→ TASK PROMPT: Return all lines from the listing below in which the string "ffffff" occurs.

======== MATERIAL FOR THIS EXERCISE

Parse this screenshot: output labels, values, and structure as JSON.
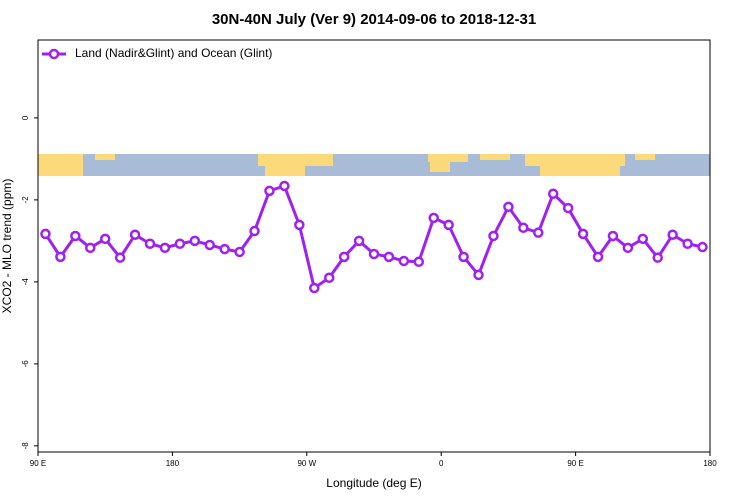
{
  "chart_data": {
    "type": "line",
    "title": "30N-40N July (Ver 9)   2014-09-06 to 2018-12-31",
    "x_label": "Longitude (deg E)",
    "y_label": "XCO2 - MLO trend (ppm)",
    "x": [
      95,
      105,
      115,
      125,
      135,
      145,
      155,
      165,
      175,
      185,
      195,
      205,
      215,
      225,
      235,
      245,
      255,
      265,
      275,
      285,
      295,
      305,
      315,
      325,
      335,
      345,
      355,
      365,
      375,
      385,
      395,
      405,
      415,
      425,
      435,
      445,
      455,
      465,
      475,
      485,
      495,
      505,
      515,
      525,
      535
    ],
    "series": [
      {
        "name": "Land (Nadir&Glint) and Ocean (Glint)",
        "color": "#a020f0",
        "values": [
          -2.83,
          -3.39,
          -2.88,
          -3.17,
          -2.95,
          -3.41,
          -2.85,
          -3.07,
          -3.17,
          -3.07,
          -3.0,
          -3.1,
          -3.2,
          -3.27,
          -2.76,
          -1.78,
          -1.66,
          -2.61,
          -4.15,
          -3.9,
          -3.39,
          -3.0,
          -3.32,
          -3.39,
          -3.49,
          -3.51,
          -2.44,
          -2.61,
          -3.39,
          -3.83,
          -2.88,
          -2.17,
          -2.68,
          -2.8,
          -1.85,
          -2.2,
          -2.83,
          -3.39,
          -2.88,
          -3.17,
          -2.95,
          -3.41,
          -2.85,
          -3.07,
          -3.15
        ]
      }
    ],
    "xlim": [
      90,
      540
    ],
    "ylim": [
      -8.15,
      1.9
    ],
    "xticks": [
      {
        "value": 90,
        "label": "90 E"
      },
      180,
      {
        "value": 270,
        "label": "90 W"
      },
      {
        "value": 360,
        "label": "0"
      },
      {
        "value": 450,
        "label": "90 E"
      },
      {
        "value": 540,
        "label": "180"
      }
    ],
    "yticks": [
      0,
      -2,
      -4,
      -6,
      -8
    ],
    "legend": "top-left"
  }
}
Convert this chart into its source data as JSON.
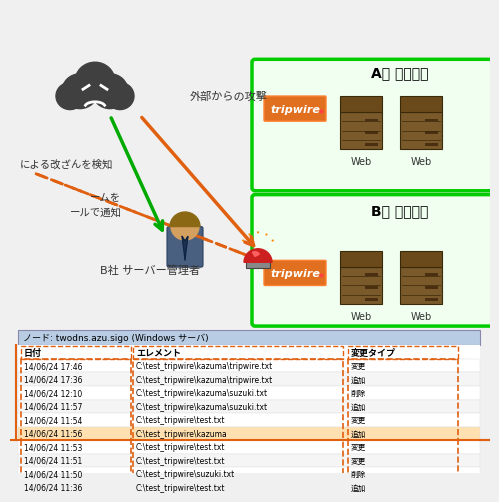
{
  "bg_color": "#f5f5f5",
  "title_node": "ノード: twodns.azu.sigo (Windows サーバ)",
  "table_header": [
    "日付",
    "エレメント",
    "変更タイプ"
  ],
  "table_rows": [
    [
      "14/06/24 17:46",
      "C:\\test_tripwire\\kazuma\\tripwire.txt",
      "変更"
    ],
    [
      "14/06/24 17:36",
      "C:\\test_tripwire\\kazuma\\tripwire.txt",
      "追加"
    ],
    [
      "14/06/24 12:10",
      "C:\\test_tripwire\\kazuma\\suzuki.txt",
      "削除"
    ],
    [
      "14/06/24 11:57",
      "C:\\test_tripwire\\kazuma\\suzuki.txt",
      "追加"
    ],
    [
      "14/06/24 11:54",
      "C:\\test_tripwire\\test.txt",
      "変更"
    ],
    [
      "14/06/24 11:56",
      "C:\\test_tripwire\\kazuma",
      "追加"
    ],
    [
      "14/06/24 11:53",
      "C:\\test_tripwire\\test.txt",
      "変更"
    ],
    [
      "14/06/24 11:51",
      "C:\\test_tripwire\\test.txt",
      "変更"
    ],
    [
      "14/06/24 11:50",
      "C:\\test_tripwire\\suzuki.txt",
      "削除"
    ],
    [
      "14/06/24 11:36",
      "C:\\test_tripwire\\test.txt",
      "追加"
    ]
  ],
  "orange_arrow_color": "#e06010",
  "green_arrow_color": "#00aa00",
  "dashed_orange_color": "#e06010",
  "green_border_color": "#00cc00",
  "table_header_bg": "#b8cce4",
  "table_bg_light": "#ffffff",
  "table_bg_alt": "#f0f0f0",
  "highlight_row_bg": "#ffe0c0",
  "tripwire_bg": "#e07020",
  "tripwire_text": "#ffffff",
  "label_a": "A社 サーバー",
  "label_b": "B社 サーバー",
  "label_web": "Web",
  "label_attack": "外部からの攻撃",
  "label_detect": "による改ざんを検知",
  "label_notify1": "ームを",
  "label_notify2": "ールで通知",
  "label_admin": "B社 サーバー管理者",
  "dashed_border_color": "#e06010"
}
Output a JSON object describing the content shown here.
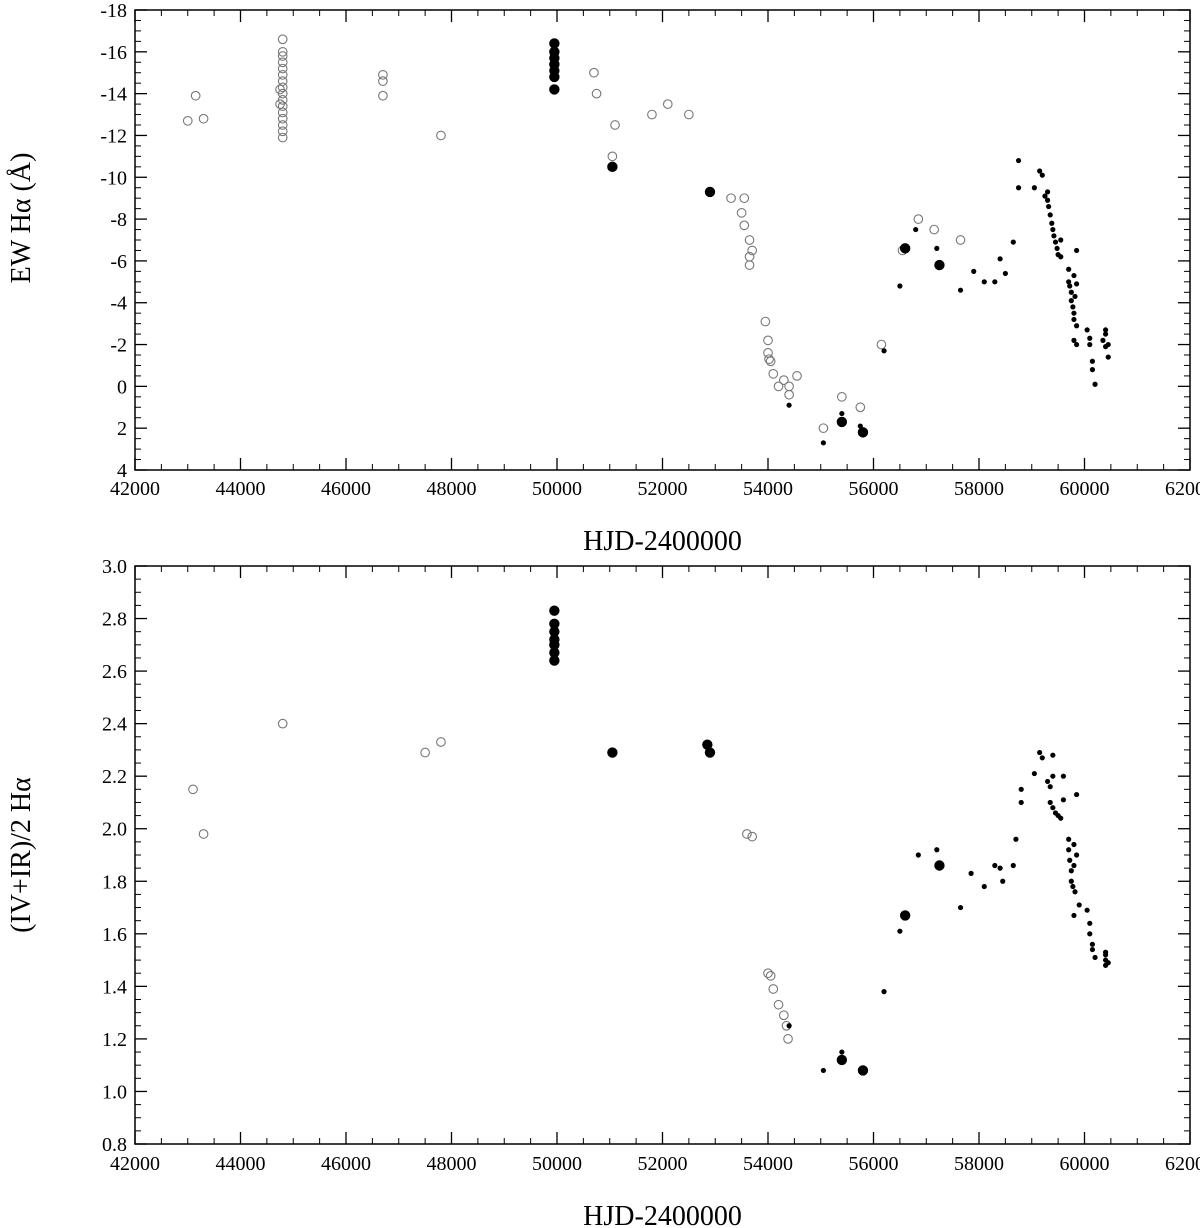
{
  "chart_data": [
    {
      "type": "scatter",
      "xlabel": "HJD-2400000",
      "ylabel": "EW Hα (Å)",
      "xlim": [
        42000,
        62000
      ],
      "ylim": [
        4,
        -18
      ],
      "y_axis_inverted": true,
      "grid": false,
      "x_ticks": [
        "42000",
        "44000",
        "46000",
        "48000",
        "50000",
        "52000",
        "54000",
        "56000",
        "58000",
        "60000",
        "62000"
      ],
      "y_ticks": [
        "4",
        "2",
        "0",
        "-2",
        "-4",
        "-6",
        "-8",
        "-10",
        "-12",
        "-14",
        "-16",
        "-18"
      ],
      "series": [
        {
          "marker": "open-circle",
          "points": [
            [
              43000,
              -12.7
            ],
            [
              43150,
              -13.9
            ],
            [
              43300,
              -12.8
            ],
            [
              44800,
              -11.9
            ],
            [
              44800,
              -12.2
            ],
            [
              44800,
              -12.5
            ],
            [
              44800,
              -12.8
            ],
            [
              44800,
              -13.1
            ],
            [
              44800,
              -13.4
            ],
            [
              44800,
              -13.7
            ],
            [
              44800,
              -14.0
            ],
            [
              44800,
              -14.3
            ],
            [
              44800,
              -14.6
            ],
            [
              44800,
              -14.9
            ],
            [
              44800,
              -15.2
            ],
            [
              44800,
              -15.5
            ],
            [
              44800,
              -15.8
            ],
            [
              44800,
              -16.0
            ],
            [
              44800,
              -16.6
            ],
            [
              44750,
              -14.2
            ],
            [
              44750,
              -13.5
            ],
            [
              46700,
              -13.9
            ],
            [
              46700,
              -14.6
            ],
            [
              46700,
              -14.9
            ],
            [
              47800,
              -12.0
            ],
            [
              50700,
              -15.0
            ],
            [
              50750,
              -14.0
            ],
            [
              51050,
              -11.0
            ],
            [
              51100,
              -12.5
            ],
            [
              51800,
              -13.0
            ],
            [
              52100,
              -13.5
            ],
            [
              52500,
              -13.0
            ],
            [
              53300,
              -9.0
            ],
            [
              53500,
              -8.3
            ],
            [
              53550,
              -9.0
            ],
            [
              53550,
              -7.7
            ],
            [
              53650,
              -7.0
            ],
            [
              53700,
              -6.5
            ],
            [
              53650,
              -6.2
            ],
            [
              53650,
              -5.8
            ],
            [
              53950,
              -3.1
            ],
            [
              54000,
              -2.2
            ],
            [
              54000,
              -1.6
            ],
            [
              54020,
              -1.3
            ],
            [
              54050,
              -1.2
            ],
            [
              54100,
              -0.6
            ],
            [
              54200,
              0.0
            ],
            [
              54300,
              -0.3
            ],
            [
              54400,
              0.0
            ],
            [
              54400,
              0.4
            ],
            [
              54550,
              -0.5
            ],
            [
              55050,
              2.0
            ],
            [
              55400,
              0.5
            ],
            [
              55750,
              1.0
            ],
            [
              56150,
              -2.0
            ],
            [
              56550,
              -6.5
            ],
            [
              56850,
              -8.0
            ],
            [
              57150,
              -7.5
            ],
            [
              57650,
              -7.0
            ]
          ]
        },
        {
          "marker": "filled-circle",
          "points": [
            [
              49950,
              -14.2
            ],
            [
              49950,
              -14.8
            ],
            [
              49950,
              -15.1
            ],
            [
              49950,
              -15.4
            ],
            [
              49950,
              -15.7
            ],
            [
              49950,
              -16.0
            ],
            [
              49950,
              -16.4
            ],
            [
              51050,
              -10.5
            ],
            [
              52900,
              -9.3
            ],
            [
              55400,
              1.7
            ],
            [
              55800,
              2.2
            ],
            [
              56600,
              -6.6
            ],
            [
              57250,
              -5.8
            ]
          ]
        },
        {
          "marker": "small-dot",
          "points": [
            [
              54400,
              0.9
            ],
            [
              55050,
              2.7
            ],
            [
              55400,
              1.3
            ],
            [
              55750,
              1.9
            ],
            [
              56200,
              -1.7
            ],
            [
              56500,
              -4.8
            ],
            [
              56800,
              -7.5
            ],
            [
              57200,
              -6.6
            ],
            [
              57650,
              -4.6
            ],
            [
              57900,
              -5.5
            ],
            [
              58100,
              -5.0
            ],
            [
              58300,
              -5.0
            ],
            [
              58400,
              -6.1
            ],
            [
              58500,
              -5.4
            ],
            [
              58650,
              -6.9
            ],
            [
              58750,
              -10.8
            ],
            [
              58750,
              -9.5
            ],
            [
              59050,
              -9.5
            ],
            [
              59150,
              -10.3
            ],
            [
              59200,
              -10.1
            ],
            [
              59250,
              -9.1
            ],
            [
              59300,
              -9.3
            ],
            [
              59300,
              -8.9
            ],
            [
              59320,
              -8.6
            ],
            [
              59350,
              -8.2
            ],
            [
              59380,
              -7.8
            ],
            [
              59400,
              -7.5
            ],
            [
              59420,
              -7.2
            ],
            [
              59450,
              -6.9
            ],
            [
              59480,
              -6.6
            ],
            [
              59500,
              -6.3
            ],
            [
              59550,
              -7.0
            ],
            [
              59550,
              -6.2
            ],
            [
              59700,
              -5.6
            ],
            [
              59700,
              -5.0
            ],
            [
              59720,
              -4.8
            ],
            [
              59750,
              -4.5
            ],
            [
              59750,
              -4.1
            ],
            [
              59780,
              -3.8
            ],
            [
              59800,
              -3.5
            ],
            [
              59800,
              -5.3
            ],
            [
              59820,
              -4.3
            ],
            [
              59850,
              -6.5
            ],
            [
              59850,
              -4.9
            ],
            [
              59800,
              -3.2
            ],
            [
              59850,
              -2.9
            ],
            [
              59800,
              -2.2
            ],
            [
              59850,
              -2.0
            ],
            [
              60050,
              -2.7
            ],
            [
              60100,
              -2.3
            ],
            [
              60100,
              -2.0
            ],
            [
              60150,
              -1.2
            ],
            [
              60150,
              -0.8
            ],
            [
              60200,
              -0.1
            ],
            [
              60350,
              -2.2
            ],
            [
              60400,
              -1.9
            ],
            [
              60400,
              -2.5
            ],
            [
              60400,
              -2.7
            ],
            [
              60450,
              -1.4
            ],
            [
              60450,
              -2.0
            ]
          ]
        }
      ]
    },
    {
      "type": "scatter",
      "xlabel": "HJD-2400000",
      "ylabel": "(IV+IR)/2 Hα",
      "xlim": [
        42000,
        62000
      ],
      "ylim": [
        0.8,
        3.0
      ],
      "grid": false,
      "x_ticks": [
        "42000",
        "44000",
        "46000",
        "48000",
        "50000",
        "52000",
        "54000",
        "56000",
        "58000",
        "60000",
        "62000"
      ],
      "y_ticks": [
        "0.8",
        "1.0",
        "1.2",
        "1.4",
        "1.6",
        "1.8",
        "2.0",
        "2.2",
        "2.4",
        "2.6",
        "2.8",
        "3.0"
      ],
      "series": [
        {
          "marker": "open-circle",
          "points": [
            [
              43100,
              2.15
            ],
            [
              43300,
              1.98
            ],
            [
              44800,
              2.4
            ],
            [
              47500,
              2.29
            ],
            [
              47800,
              2.33
            ],
            [
              53600,
              1.98
            ],
            [
              53700,
              1.97
            ],
            [
              54000,
              1.45
            ],
            [
              54050,
              1.44
            ],
            [
              54100,
              1.39
            ],
            [
              54200,
              1.33
            ],
            [
              54300,
              1.29
            ],
            [
              54350,
              1.25
            ],
            [
              54380,
              1.2
            ]
          ]
        },
        {
          "marker": "filled-circle",
          "points": [
            [
              49950,
              2.64
            ],
            [
              49950,
              2.67
            ],
            [
              49950,
              2.7
            ],
            [
              49950,
              2.72
            ],
            [
              49950,
              2.75
            ],
            [
              49950,
              2.78
            ],
            [
              49950,
              2.83
            ],
            [
              51050,
              2.29
            ],
            [
              52850,
              2.32
            ],
            [
              52900,
              2.29
            ],
            [
              55400,
              1.12
            ],
            [
              55800,
              1.08
            ],
            [
              56600,
              1.67
            ],
            [
              57250,
              1.86
            ]
          ]
        },
        {
          "marker": "small-dot",
          "points": [
            [
              54400,
              1.25
            ],
            [
              55050,
              1.08
            ],
            [
              55400,
              1.15
            ],
            [
              56200,
              1.38
            ],
            [
              56500,
              1.61
            ],
            [
              56850,
              1.9
            ],
            [
              57200,
              1.92
            ],
            [
              57650,
              1.7
            ],
            [
              57850,
              1.83
            ],
            [
              58100,
              1.78
            ],
            [
              58300,
              1.86
            ],
            [
              58400,
              1.85
            ],
            [
              58450,
              1.8
            ],
            [
              58650,
              1.86
            ],
            [
              58700,
              1.96
            ],
            [
              58800,
              2.15
            ],
            [
              58800,
              2.1
            ],
            [
              59050,
              2.21
            ],
            [
              59150,
              2.29
            ],
            [
              59200,
              2.27
            ],
            [
              59300,
              2.18
            ],
            [
              59350,
              2.16
            ],
            [
              59400,
              2.28
            ],
            [
              59400,
              2.2
            ],
            [
              59350,
              2.1
            ],
            [
              59400,
              2.08
            ],
            [
              59450,
              2.06
            ],
            [
              59500,
              2.05
            ],
            [
              59550,
              2.04
            ],
            [
              59600,
              2.2
            ],
            [
              59600,
              2.11
            ],
            [
              59700,
              1.96
            ],
            [
              59700,
              1.92
            ],
            [
              59720,
              1.88
            ],
            [
              59750,
              1.84
            ],
            [
              59750,
              1.8
            ],
            [
              59780,
              1.78
            ],
            [
              59800,
              1.94
            ],
            [
              59800,
              1.86
            ],
            [
              59820,
              1.76
            ],
            [
              59850,
              2.13
            ],
            [
              59850,
              1.9
            ],
            [
              59800,
              1.67
            ],
            [
              59900,
              1.71
            ],
            [
              60050,
              1.69
            ],
            [
              60100,
              1.64
            ],
            [
              60100,
              1.6
            ],
            [
              60150,
              1.56
            ],
            [
              60150,
              1.54
            ],
            [
              60200,
              1.51
            ],
            [
              60400,
              1.48
            ],
            [
              60400,
              1.5
            ],
            [
              60400,
              1.52
            ],
            [
              60400,
              1.53
            ],
            [
              60450,
              1.49
            ]
          ]
        }
      ]
    }
  ]
}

================

→ FULL SOLUTION:
  "table_bg_light": "#ffffff",
  "tripwire_text": "#ffffff",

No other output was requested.